THE EXERCISE
Extract the lines that carry the string "поверхности" from the listing.

ENTRIES SHOWN
■ ■ ■ ■

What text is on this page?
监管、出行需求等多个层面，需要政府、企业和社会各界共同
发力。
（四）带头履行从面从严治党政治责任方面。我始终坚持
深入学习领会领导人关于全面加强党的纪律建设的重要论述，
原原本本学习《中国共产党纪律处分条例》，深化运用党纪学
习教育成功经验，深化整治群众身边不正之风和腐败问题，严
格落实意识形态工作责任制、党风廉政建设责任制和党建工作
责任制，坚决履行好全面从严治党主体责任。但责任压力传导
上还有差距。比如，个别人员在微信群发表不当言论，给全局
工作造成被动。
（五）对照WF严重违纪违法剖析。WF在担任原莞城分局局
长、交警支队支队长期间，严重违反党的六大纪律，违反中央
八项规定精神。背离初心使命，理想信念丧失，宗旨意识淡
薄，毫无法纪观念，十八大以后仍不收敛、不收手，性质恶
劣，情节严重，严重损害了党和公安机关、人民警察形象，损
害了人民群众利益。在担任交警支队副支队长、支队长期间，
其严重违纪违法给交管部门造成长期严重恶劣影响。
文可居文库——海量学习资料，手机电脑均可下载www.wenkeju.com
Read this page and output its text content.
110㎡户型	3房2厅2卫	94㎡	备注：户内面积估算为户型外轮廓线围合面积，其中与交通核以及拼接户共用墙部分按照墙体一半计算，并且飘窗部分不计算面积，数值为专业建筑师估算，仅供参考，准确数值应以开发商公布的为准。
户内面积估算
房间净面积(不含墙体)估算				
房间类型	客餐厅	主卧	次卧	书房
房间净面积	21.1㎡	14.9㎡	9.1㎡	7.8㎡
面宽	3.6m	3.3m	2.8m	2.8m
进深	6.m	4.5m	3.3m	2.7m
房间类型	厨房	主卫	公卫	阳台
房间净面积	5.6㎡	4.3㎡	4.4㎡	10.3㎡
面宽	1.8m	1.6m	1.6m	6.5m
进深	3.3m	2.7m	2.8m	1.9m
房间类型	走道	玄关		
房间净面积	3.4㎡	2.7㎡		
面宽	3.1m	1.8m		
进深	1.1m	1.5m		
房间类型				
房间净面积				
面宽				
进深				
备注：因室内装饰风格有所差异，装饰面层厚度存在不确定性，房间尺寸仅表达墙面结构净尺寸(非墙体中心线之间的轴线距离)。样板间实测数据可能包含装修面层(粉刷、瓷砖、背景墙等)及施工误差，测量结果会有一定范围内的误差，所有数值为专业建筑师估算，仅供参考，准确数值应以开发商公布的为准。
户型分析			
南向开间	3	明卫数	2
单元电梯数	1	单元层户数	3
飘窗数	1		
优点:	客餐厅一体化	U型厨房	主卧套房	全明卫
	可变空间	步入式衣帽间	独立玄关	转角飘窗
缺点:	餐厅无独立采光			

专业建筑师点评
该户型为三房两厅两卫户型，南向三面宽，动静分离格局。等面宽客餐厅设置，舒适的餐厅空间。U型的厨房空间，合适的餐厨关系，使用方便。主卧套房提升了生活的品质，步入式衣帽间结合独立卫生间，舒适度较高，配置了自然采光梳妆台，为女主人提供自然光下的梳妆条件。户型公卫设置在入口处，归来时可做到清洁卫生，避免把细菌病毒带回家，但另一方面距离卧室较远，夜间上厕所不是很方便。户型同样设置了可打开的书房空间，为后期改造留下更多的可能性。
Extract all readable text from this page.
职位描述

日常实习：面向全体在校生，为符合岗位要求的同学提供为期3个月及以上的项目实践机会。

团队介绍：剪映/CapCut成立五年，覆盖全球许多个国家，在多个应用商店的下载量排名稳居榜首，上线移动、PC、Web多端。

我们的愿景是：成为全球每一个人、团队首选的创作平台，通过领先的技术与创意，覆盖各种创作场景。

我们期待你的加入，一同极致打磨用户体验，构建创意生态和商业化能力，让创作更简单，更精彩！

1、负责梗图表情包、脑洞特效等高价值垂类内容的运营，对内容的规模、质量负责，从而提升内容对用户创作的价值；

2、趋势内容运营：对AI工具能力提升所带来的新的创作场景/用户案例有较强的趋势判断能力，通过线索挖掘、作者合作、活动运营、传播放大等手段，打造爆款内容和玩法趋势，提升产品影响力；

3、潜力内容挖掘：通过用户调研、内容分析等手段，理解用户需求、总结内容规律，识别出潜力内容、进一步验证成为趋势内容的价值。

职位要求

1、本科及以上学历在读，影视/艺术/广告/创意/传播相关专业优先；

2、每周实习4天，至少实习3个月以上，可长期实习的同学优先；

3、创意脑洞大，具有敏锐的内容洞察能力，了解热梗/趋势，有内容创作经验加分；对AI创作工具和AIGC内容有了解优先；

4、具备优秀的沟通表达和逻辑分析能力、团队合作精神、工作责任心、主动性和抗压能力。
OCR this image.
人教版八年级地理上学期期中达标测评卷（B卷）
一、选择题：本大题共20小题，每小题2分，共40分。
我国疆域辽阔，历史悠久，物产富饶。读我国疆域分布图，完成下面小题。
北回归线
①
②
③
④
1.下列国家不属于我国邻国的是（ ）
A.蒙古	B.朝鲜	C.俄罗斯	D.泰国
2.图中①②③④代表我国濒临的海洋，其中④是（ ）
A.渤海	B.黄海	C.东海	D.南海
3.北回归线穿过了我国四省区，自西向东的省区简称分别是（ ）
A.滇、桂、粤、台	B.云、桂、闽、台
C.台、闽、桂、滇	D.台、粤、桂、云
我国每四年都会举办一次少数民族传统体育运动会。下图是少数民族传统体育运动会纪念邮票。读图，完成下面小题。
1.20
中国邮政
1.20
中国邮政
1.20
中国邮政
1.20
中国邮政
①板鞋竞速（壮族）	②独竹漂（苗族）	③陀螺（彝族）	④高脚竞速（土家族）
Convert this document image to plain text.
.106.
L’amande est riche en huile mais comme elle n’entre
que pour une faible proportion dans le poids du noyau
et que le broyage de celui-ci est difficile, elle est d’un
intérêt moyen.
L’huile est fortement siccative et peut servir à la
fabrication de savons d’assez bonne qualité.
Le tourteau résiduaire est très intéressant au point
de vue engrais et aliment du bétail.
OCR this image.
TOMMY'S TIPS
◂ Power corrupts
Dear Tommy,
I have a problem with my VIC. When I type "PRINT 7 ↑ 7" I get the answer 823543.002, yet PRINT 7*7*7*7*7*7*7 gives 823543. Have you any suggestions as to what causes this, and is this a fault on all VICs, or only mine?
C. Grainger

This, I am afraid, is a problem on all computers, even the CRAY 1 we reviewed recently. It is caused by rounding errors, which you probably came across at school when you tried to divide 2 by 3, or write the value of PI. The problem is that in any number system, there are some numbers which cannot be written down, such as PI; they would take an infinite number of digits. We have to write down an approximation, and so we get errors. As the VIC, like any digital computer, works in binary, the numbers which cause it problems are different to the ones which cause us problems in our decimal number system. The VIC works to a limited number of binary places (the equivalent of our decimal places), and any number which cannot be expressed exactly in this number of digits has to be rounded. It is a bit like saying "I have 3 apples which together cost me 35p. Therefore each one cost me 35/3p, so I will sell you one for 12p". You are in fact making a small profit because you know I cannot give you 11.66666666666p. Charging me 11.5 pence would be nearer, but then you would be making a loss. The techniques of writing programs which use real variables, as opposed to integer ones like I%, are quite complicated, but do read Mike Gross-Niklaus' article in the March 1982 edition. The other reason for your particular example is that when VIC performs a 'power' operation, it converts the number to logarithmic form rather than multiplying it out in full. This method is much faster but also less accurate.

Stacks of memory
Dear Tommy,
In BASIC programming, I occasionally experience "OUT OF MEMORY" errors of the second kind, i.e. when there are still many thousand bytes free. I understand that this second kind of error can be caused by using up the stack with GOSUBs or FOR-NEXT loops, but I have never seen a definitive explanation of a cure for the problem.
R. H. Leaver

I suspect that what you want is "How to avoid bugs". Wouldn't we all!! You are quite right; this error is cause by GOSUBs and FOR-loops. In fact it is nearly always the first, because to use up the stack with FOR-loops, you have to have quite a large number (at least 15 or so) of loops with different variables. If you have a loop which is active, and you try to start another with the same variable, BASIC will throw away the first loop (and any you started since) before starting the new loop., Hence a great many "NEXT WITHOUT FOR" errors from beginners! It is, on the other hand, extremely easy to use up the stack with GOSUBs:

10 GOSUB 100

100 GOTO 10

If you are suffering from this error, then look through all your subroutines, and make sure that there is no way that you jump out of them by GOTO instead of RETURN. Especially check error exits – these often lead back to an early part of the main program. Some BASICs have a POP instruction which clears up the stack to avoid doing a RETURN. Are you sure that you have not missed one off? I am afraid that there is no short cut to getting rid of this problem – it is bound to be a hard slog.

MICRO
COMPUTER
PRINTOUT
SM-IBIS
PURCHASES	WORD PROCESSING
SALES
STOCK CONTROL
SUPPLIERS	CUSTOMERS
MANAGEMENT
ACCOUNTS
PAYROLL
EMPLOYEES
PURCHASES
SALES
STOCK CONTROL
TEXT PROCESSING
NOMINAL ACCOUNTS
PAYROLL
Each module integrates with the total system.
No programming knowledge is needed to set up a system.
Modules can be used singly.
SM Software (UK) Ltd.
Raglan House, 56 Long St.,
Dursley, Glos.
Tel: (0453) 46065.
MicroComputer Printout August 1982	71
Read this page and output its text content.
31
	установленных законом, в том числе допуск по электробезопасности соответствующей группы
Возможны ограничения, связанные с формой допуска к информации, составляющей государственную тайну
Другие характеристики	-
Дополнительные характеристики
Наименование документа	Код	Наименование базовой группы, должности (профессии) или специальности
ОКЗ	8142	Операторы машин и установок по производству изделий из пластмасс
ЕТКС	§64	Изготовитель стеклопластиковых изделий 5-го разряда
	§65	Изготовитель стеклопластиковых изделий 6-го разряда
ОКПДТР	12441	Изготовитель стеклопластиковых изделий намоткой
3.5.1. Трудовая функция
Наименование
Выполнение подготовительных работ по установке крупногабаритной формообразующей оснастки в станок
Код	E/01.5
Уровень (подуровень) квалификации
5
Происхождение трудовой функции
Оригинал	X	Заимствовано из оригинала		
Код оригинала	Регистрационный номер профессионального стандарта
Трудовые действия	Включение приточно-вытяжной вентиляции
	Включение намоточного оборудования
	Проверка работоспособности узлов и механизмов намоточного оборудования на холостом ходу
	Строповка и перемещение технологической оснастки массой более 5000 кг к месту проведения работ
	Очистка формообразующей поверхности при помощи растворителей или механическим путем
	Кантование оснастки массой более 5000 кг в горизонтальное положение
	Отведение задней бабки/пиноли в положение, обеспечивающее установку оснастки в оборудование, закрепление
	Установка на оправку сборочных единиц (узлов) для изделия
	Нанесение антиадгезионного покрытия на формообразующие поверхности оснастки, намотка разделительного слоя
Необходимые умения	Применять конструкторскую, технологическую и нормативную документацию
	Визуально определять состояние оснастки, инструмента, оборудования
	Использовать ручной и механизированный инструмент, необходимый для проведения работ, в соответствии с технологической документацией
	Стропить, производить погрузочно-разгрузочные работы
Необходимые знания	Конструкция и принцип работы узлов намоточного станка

■ ■ ■ ■

RESULT OF THE TASK
	Очистка формообразующей поверхности при помощи растворителей или механическим путем
	Нанесение антиадгезионного покрытия на формообразующие поверхности оснастки, намотка разделительного слоя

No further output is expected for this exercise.